WHAT THIS TASK INVOLVES: Below are some records. Pull every line that contains the word "plazo".

EXERCISE MATERIAL:
┌──
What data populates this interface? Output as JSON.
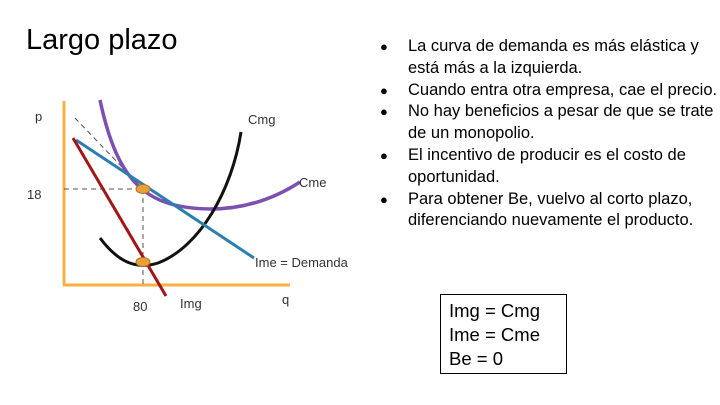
{
  "slide": {
    "title": "Largo plazo",
    "bullets": [
      {
        "text": "La curva de demanda es más elástica y está más a la izquierda."
      },
      {
        "text": "Cuando entra otra empresa, cae el precio."
      },
      {
        "text": "No hay beneficios a pesar de que se trate de un monopolio."
      },
      {
        "text": "El incentivo de producir es el costo de oportunidad."
      },
      {
        "text": "Para obtener Be, vuelvo al corto plazo, diferenciando nuevamente el producto."
      }
    ],
    "bullet_glyph": "●",
    "equations": [
      "Img = Cmg",
      "Ime = Cme",
      "Be = 0"
    ]
  },
  "diagram": {
    "labels": {
      "y_axis": "p",
      "x_axis": "q",
      "cmg": "Cmg",
      "cme": "Cme",
      "demand": "Ime = Demanda",
      "price_tick": "18",
      "qty_tick": "80",
      "img": "Img"
    },
    "colors": {
      "axes": "#f5b041",
      "cmg_curve": "#111111",
      "cme_curve": "#7d4fb0",
      "demand_curve": "#2b7fb0",
      "img_curve": "#a31515",
      "guides": "#555555",
      "points": "#e8a13a"
    }
  }
}
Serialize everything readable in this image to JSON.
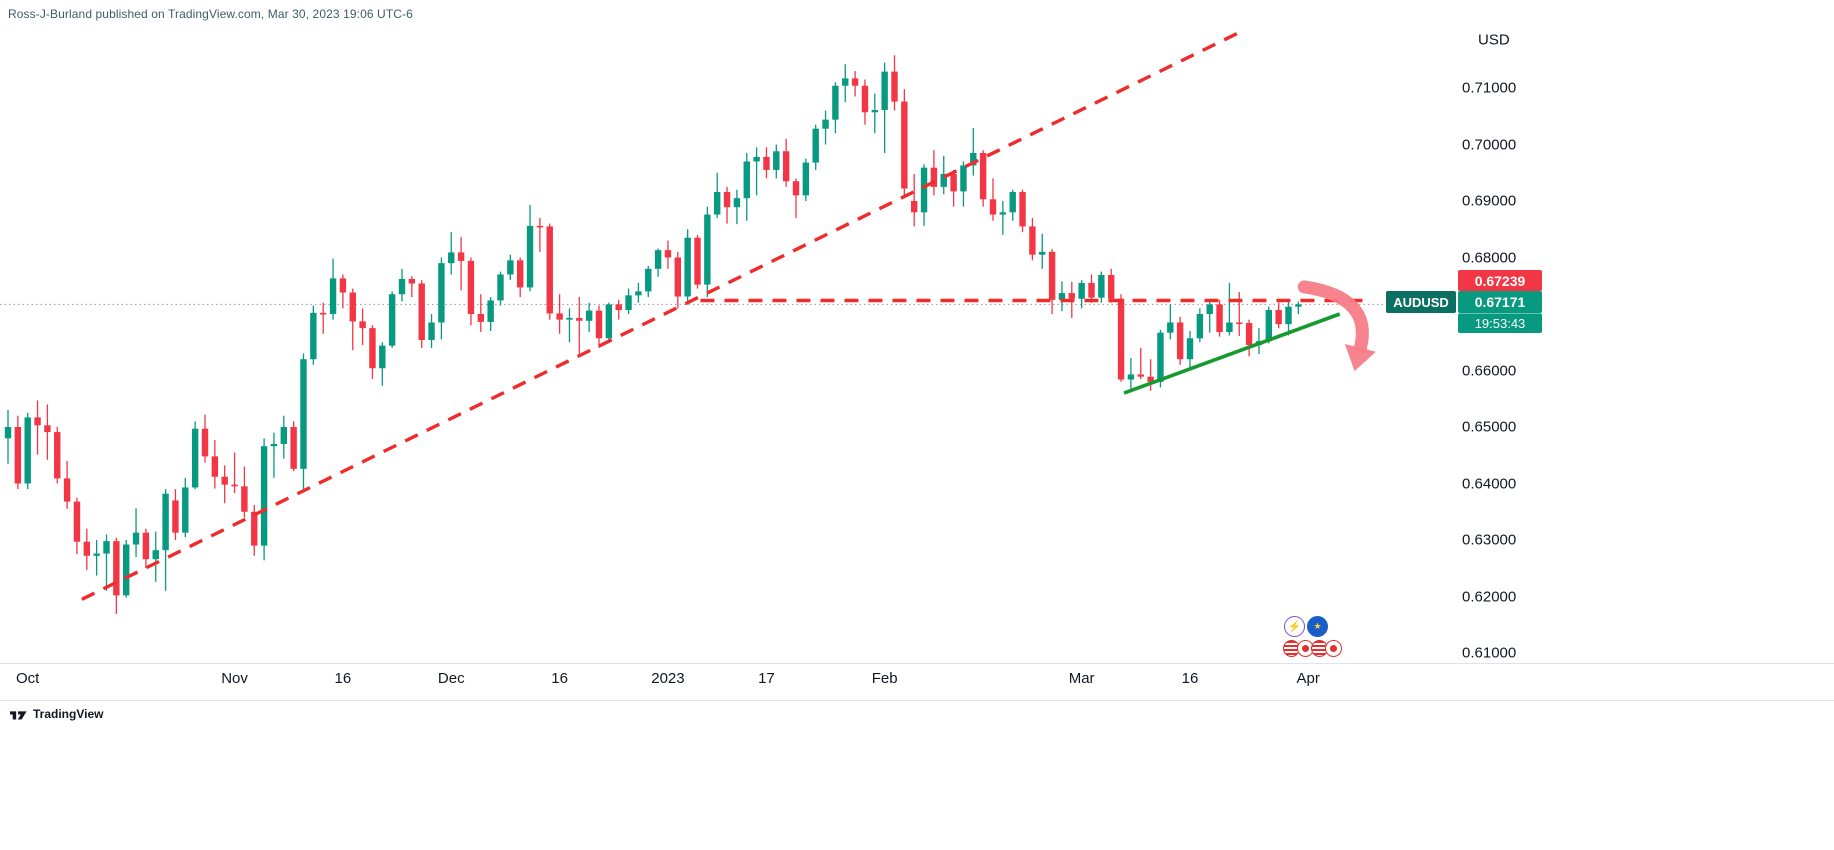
{
  "meta": {
    "attribution": "Ross-J-Burland published on TradingView.com, Mar 30, 2023 19:06 UTC-6",
    "footer_brand": "TradingView"
  },
  "colors": {
    "up": "#089981",
    "down": "#F23645",
    "trend_red": "#f02b2b",
    "trend_green": "#159a30",
    "arrow_pink": "#f77c88",
    "axis_text": "#131722",
    "muted_line": "#e0e3eb",
    "price_line": "#9598a1",
    "attribution": "#3f5c63",
    "symbol_badge_bg": "#0b6f62",
    "price_badge_bg": "#089981",
    "counter_badge_bg": "#f23645"
  },
  "price_axis": {
    "currency_label": "USD",
    "ticks": [
      {
        "price": 0.71,
        "label": "0.71000"
      },
      {
        "price": 0.7,
        "label": "0.70000"
      },
      {
        "price": 0.69,
        "label": "0.69000"
      },
      {
        "price": 0.68,
        "label": "0.68000"
      },
      {
        "price": 0.67,
        "label": "0.67000"
      },
      {
        "price": 0.66,
        "label": "0.66000"
      },
      {
        "price": 0.65,
        "label": "0.65000"
      },
      {
        "price": 0.64,
        "label": "0.64000"
      },
      {
        "price": 0.63,
        "label": "0.63000"
      },
      {
        "price": 0.62,
        "label": "0.62000"
      },
      {
        "price": 0.61,
        "label": "0.61000"
      }
    ],
    "labels": {
      "counter_price": "0.67239",
      "symbol": "AUDUSD",
      "last_price": "0.67171",
      "countdown": "19:53:43"
    }
  },
  "time_axis": {
    "ticks": [
      {
        "i": 2,
        "label": "Oct"
      },
      {
        "i": 23,
        "label": "Nov"
      },
      {
        "i": 34,
        "label": "16"
      },
      {
        "i": 45,
        "label": "Dec"
      },
      {
        "i": 56,
        "label": "16"
      },
      {
        "i": 67,
        "label": "2023"
      },
      {
        "i": 77,
        "label": "17"
      },
      {
        "i": 89,
        "label": "Feb"
      },
      {
        "i": 109,
        "label": "Mar"
      },
      {
        "i": 120,
        "label": "16"
      },
      {
        "i": 132,
        "label": "Apr"
      }
    ]
  },
  "events": {
    "top": [
      {
        "name": "lightning-event-icon",
        "glyph": "⚡",
        "cls": ""
      },
      {
        "name": "eu-flag-event-icon",
        "glyph": "★",
        "cls": "ev-eu"
      }
    ],
    "bottom": [
      {
        "name": "flag-event-icon",
        "cls": "ev-stripes"
      },
      {
        "name": "flag-event-icon",
        "cls": "ev-jp"
      },
      {
        "name": "flag-event-icon",
        "cls": "ev-stripes"
      },
      {
        "name": "flag-event-icon",
        "cls": "ev-jp"
      }
    ]
  },
  "chart_data": {
    "type": "candlestick",
    "symbol": "AUDUSD",
    "quote_currency": "USD",
    "last_price": 0.67171,
    "ylim": [
      0.608,
      0.7185
    ],
    "candles": [
      [
        0.648,
        0.653,
        0.6435,
        0.65
      ],
      [
        0.65,
        0.652,
        0.639,
        0.64
      ],
      [
        0.64,
        0.6525,
        0.639,
        0.6517
      ],
      [
        0.6517,
        0.6547,
        0.6451,
        0.6503
      ],
      [
        0.6503,
        0.654,
        0.6442,
        0.6491
      ],
      [
        0.6491,
        0.65,
        0.64,
        0.6409
      ],
      [
        0.6409,
        0.644,
        0.6355,
        0.6368
      ],
      [
        0.6368,
        0.6375,
        0.6275,
        0.6297
      ],
      [
        0.6297,
        0.632,
        0.6247,
        0.6272
      ],
      [
        0.6272,
        0.63,
        0.6237,
        0.6276
      ],
      [
        0.6276,
        0.631,
        0.621,
        0.6298
      ],
      [
        0.6298,
        0.6304,
        0.6169,
        0.6202
      ],
      [
        0.6202,
        0.63,
        0.6198,
        0.6292
      ],
      [
        0.6292,
        0.6356,
        0.627,
        0.6313
      ],
      [
        0.6313,
        0.632,
        0.625,
        0.6266
      ],
      [
        0.6266,
        0.6315,
        0.6226,
        0.6282
      ],
      [
        0.6282,
        0.639,
        0.621,
        0.6382
      ],
      [
        0.637,
        0.639,
        0.63,
        0.6313
      ],
      [
        0.6313,
        0.641,
        0.6305,
        0.6393
      ],
      [
        0.6393,
        0.651,
        0.639,
        0.6497
      ],
      [
        0.6497,
        0.6522,
        0.6437,
        0.6448
      ],
      [
        0.6448,
        0.6477,
        0.6391,
        0.6412
      ],
      [
        0.6412,
        0.6432,
        0.6365,
        0.6398
      ],
      [
        0.6398,
        0.6455,
        0.6383,
        0.6395
      ],
      [
        0.6395,
        0.643,
        0.634,
        0.635
      ],
      [
        0.635,
        0.6362,
        0.6272,
        0.629
      ],
      [
        0.629,
        0.648,
        0.6264,
        0.6466
      ],
      [
        0.6466,
        0.649,
        0.641,
        0.647
      ],
      [
        0.647,
        0.652,
        0.6444,
        0.65
      ],
      [
        0.65,
        0.651,
        0.6422,
        0.6426
      ],
      [
        0.6426,
        0.663,
        0.6386,
        0.662
      ],
      [
        0.662,
        0.6715,
        0.661,
        0.6702
      ],
      [
        0.6702,
        0.672,
        0.6665,
        0.67
      ],
      [
        0.67,
        0.6798,
        0.669,
        0.6763
      ],
      [
        0.6763,
        0.677,
        0.671,
        0.6738
      ],
      [
        0.6738,
        0.6745,
        0.6636,
        0.6687
      ],
      [
        0.6687,
        0.671,
        0.6645,
        0.6675
      ],
      [
        0.6675,
        0.668,
        0.6585,
        0.6604
      ],
      [
        0.6604,
        0.665,
        0.6573,
        0.6644
      ],
      [
        0.6644,
        0.674,
        0.664,
        0.6735
      ],
      [
        0.6735,
        0.678,
        0.6722,
        0.6762
      ],
      [
        0.6762,
        0.6767,
        0.673,
        0.6754
      ],
      [
        0.6754,
        0.676,
        0.664,
        0.6654
      ],
      [
        0.6654,
        0.67,
        0.664,
        0.6685
      ],
      [
        0.6685,
        0.68,
        0.6655,
        0.679
      ],
      [
        0.679,
        0.6845,
        0.677,
        0.6809
      ],
      [
        0.6809,
        0.6836,
        0.6742,
        0.6794
      ],
      [
        0.6794,
        0.68,
        0.668,
        0.67
      ],
      [
        0.67,
        0.6735,
        0.6668,
        0.6686
      ],
      [
        0.6686,
        0.673,
        0.667,
        0.6724
      ],
      [
        0.6724,
        0.6775,
        0.6715,
        0.677
      ],
      [
        0.677,
        0.6805,
        0.676,
        0.6795
      ],
      [
        0.6795,
        0.68,
        0.673,
        0.6747
      ],
      [
        0.6747,
        0.6893,
        0.674,
        0.6856
      ],
      [
        0.6856,
        0.687,
        0.681,
        0.6855
      ],
      [
        0.6855,
        0.686,
        0.669,
        0.6701
      ],
      [
        0.6701,
        0.6735,
        0.6665,
        0.669
      ],
      [
        0.669,
        0.671,
        0.665,
        0.6693
      ],
      [
        0.6693,
        0.673,
        0.663,
        0.6688
      ],
      [
        0.6688,
        0.672,
        0.6668,
        0.6706
      ],
      [
        0.6706,
        0.6715,
        0.664,
        0.6657
      ],
      [
        0.6657,
        0.672,
        0.665,
        0.6717
      ],
      [
        0.6717,
        0.6725,
        0.669,
        0.6707
      ],
      [
        0.6707,
        0.6745,
        0.67,
        0.6733
      ],
      [
        0.6733,
        0.6755,
        0.672,
        0.674
      ],
      [
        0.674,
        0.6785,
        0.673,
        0.678
      ],
      [
        0.678,
        0.6816,
        0.6766,
        0.6813
      ],
      [
        0.6813,
        0.683,
        0.678,
        0.68
      ],
      [
        0.68,
        0.681,
        0.671,
        0.6731
      ],
      [
        0.6731,
        0.685,
        0.672,
        0.6835
      ],
      [
        0.6835,
        0.684,
        0.6745,
        0.6752
      ],
      [
        0.6752,
        0.689,
        0.673,
        0.6876
      ],
      [
        0.6876,
        0.695,
        0.687,
        0.6916
      ],
      [
        0.6916,
        0.6925,
        0.686,
        0.6889
      ],
      [
        0.6889,
        0.692,
        0.6859,
        0.6905
      ],
      [
        0.6905,
        0.6985,
        0.6865,
        0.697
      ],
      [
        0.697,
        0.6995,
        0.691,
        0.6978
      ],
      [
        0.6978,
        0.6995,
        0.694,
        0.6955
      ],
      [
        0.6955,
        0.7,
        0.694,
        0.6988
      ],
      [
        0.6988,
        0.701,
        0.6925,
        0.6935
      ],
      [
        0.6935,
        0.694,
        0.687,
        0.691
      ],
      [
        0.691,
        0.6975,
        0.69,
        0.6968
      ],
      [
        0.6968,
        0.7035,
        0.6955,
        0.7028
      ],
      [
        0.7028,
        0.706,
        0.7,
        0.7044
      ],
      [
        0.7044,
        0.711,
        0.702,
        0.7104
      ],
      [
        0.7104,
        0.7142,
        0.7075,
        0.7117
      ],
      [
        0.7117,
        0.713,
        0.7085,
        0.7104
      ],
      [
        0.7104,
        0.7115,
        0.7035,
        0.7057
      ],
      [
        0.7057,
        0.709,
        0.702,
        0.7061
      ],
      [
        0.7061,
        0.7145,
        0.6985,
        0.7129
      ],
      [
        0.7129,
        0.7158,
        0.706,
        0.7076
      ],
      [
        0.7076,
        0.7098,
        0.691,
        0.6922
      ],
      [
        0.69,
        0.6948,
        0.6855,
        0.688
      ],
      [
        0.688,
        0.6965,
        0.6856,
        0.6959
      ],
      [
        0.6959,
        0.699,
        0.691,
        0.6925
      ],
      [
        0.6925,
        0.698,
        0.6912,
        0.6948
      ],
      [
        0.6948,
        0.6955,
        0.689,
        0.6917
      ],
      [
        0.6917,
        0.697,
        0.689,
        0.6963
      ],
      [
        0.6963,
        0.7029,
        0.6945,
        0.6985
      ],
      [
        0.6985,
        0.699,
        0.689,
        0.6903
      ],
      [
        0.6903,
        0.694,
        0.6865,
        0.6876
      ],
      [
        0.6876,
        0.69,
        0.684,
        0.688
      ],
      [
        0.688,
        0.692,
        0.6865,
        0.6916
      ],
      [
        0.6916,
        0.692,
        0.6845,
        0.6855
      ],
      [
        0.6855,
        0.687,
        0.6795,
        0.6805
      ],
      [
        0.6805,
        0.6842,
        0.678,
        0.681
      ],
      [
        0.681,
        0.6815,
        0.67,
        0.6725
      ],
      [
        0.6725,
        0.6758,
        0.6705,
        0.6737
      ],
      [
        0.6737,
        0.6757,
        0.6693,
        0.6727
      ],
      [
        0.6727,
        0.676,
        0.671,
        0.6755
      ],
      [
        0.6755,
        0.677,
        0.672,
        0.6729
      ],
      [
        0.6729,
        0.6775,
        0.672,
        0.6769
      ],
      [
        0.6769,
        0.678,
        0.672,
        0.6727
      ],
      [
        0.6727,
        0.6735,
        0.658,
        0.6584
      ],
      [
        0.6584,
        0.6622,
        0.6568,
        0.6593
      ],
      [
        0.6593,
        0.664,
        0.6585,
        0.6589
      ],
      [
        0.6589,
        0.662,
        0.6564,
        0.658
      ],
      [
        0.658,
        0.6672,
        0.657,
        0.6667
      ],
      [
        0.6667,
        0.6717,
        0.6655,
        0.6685
      ],
      [
        0.6685,
        0.6695,
        0.661,
        0.662
      ],
      [
        0.662,
        0.667,
        0.6605,
        0.6657
      ],
      [
        0.6657,
        0.671,
        0.665,
        0.67
      ],
      [
        0.67,
        0.6725,
        0.6667,
        0.6717
      ],
      [
        0.6717,
        0.6725,
        0.666,
        0.6668
      ],
      [
        0.6668,
        0.6755,
        0.6662,
        0.6685
      ],
      [
        0.6685,
        0.6739,
        0.6661,
        0.6684
      ],
      [
        0.6684,
        0.669,
        0.6625,
        0.6645
      ],
      [
        0.6645,
        0.6675,
        0.6629,
        0.6652
      ],
      [
        0.6652,
        0.6713,
        0.6648,
        0.6707
      ],
      [
        0.6707,
        0.672,
        0.6675,
        0.6682
      ],
      [
        0.6682,
        0.6725,
        0.6662,
        0.6713
      ],
      [
        0.6713,
        0.6722,
        0.67,
        0.6717
      ]
    ],
    "annotations": [
      {
        "id": "rising-dashed-trendline",
        "type": "trendline",
        "style": "dashed",
        "color": "trend_red",
        "from": {
          "i": 7.5,
          "price": 0.6195
        },
        "to": {
          "i": 125.2,
          "price": 0.72
        }
      },
      {
        "id": "horizontal-resistance-line",
        "type": "trendline",
        "style": "dashed",
        "color": "trend_red",
        "from": {
          "i": 70.3,
          "price": 0.67239
        },
        "to": {
          "i": 138,
          "price": 0.67239
        },
        "axis_label": "0.67239"
      },
      {
        "id": "short-term-support-line",
        "type": "trendline",
        "style": "solid",
        "color": "trend_green",
        "from": {
          "i": 113.3,
          "price": 0.656
        },
        "to": {
          "i": 135.2,
          "price": 0.67
        }
      },
      {
        "id": "bearish-curved-arrow",
        "type": "curved-arrow",
        "color": "arrow_pink",
        "from": {
          "i": 131.6,
          "price": 0.6748
        },
        "ctrl": {
          "i": 138.6,
          "price": 0.673
        },
        "to": {
          "i": 137.3,
          "price": 0.664
        }
      }
    ]
  }
}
└──
SOLVED EXERCISE:
    "title": "Largo plazo",
        "text": "Para obtener Be, vuelvo al corto plazo, diferenciando nuevamente el producto."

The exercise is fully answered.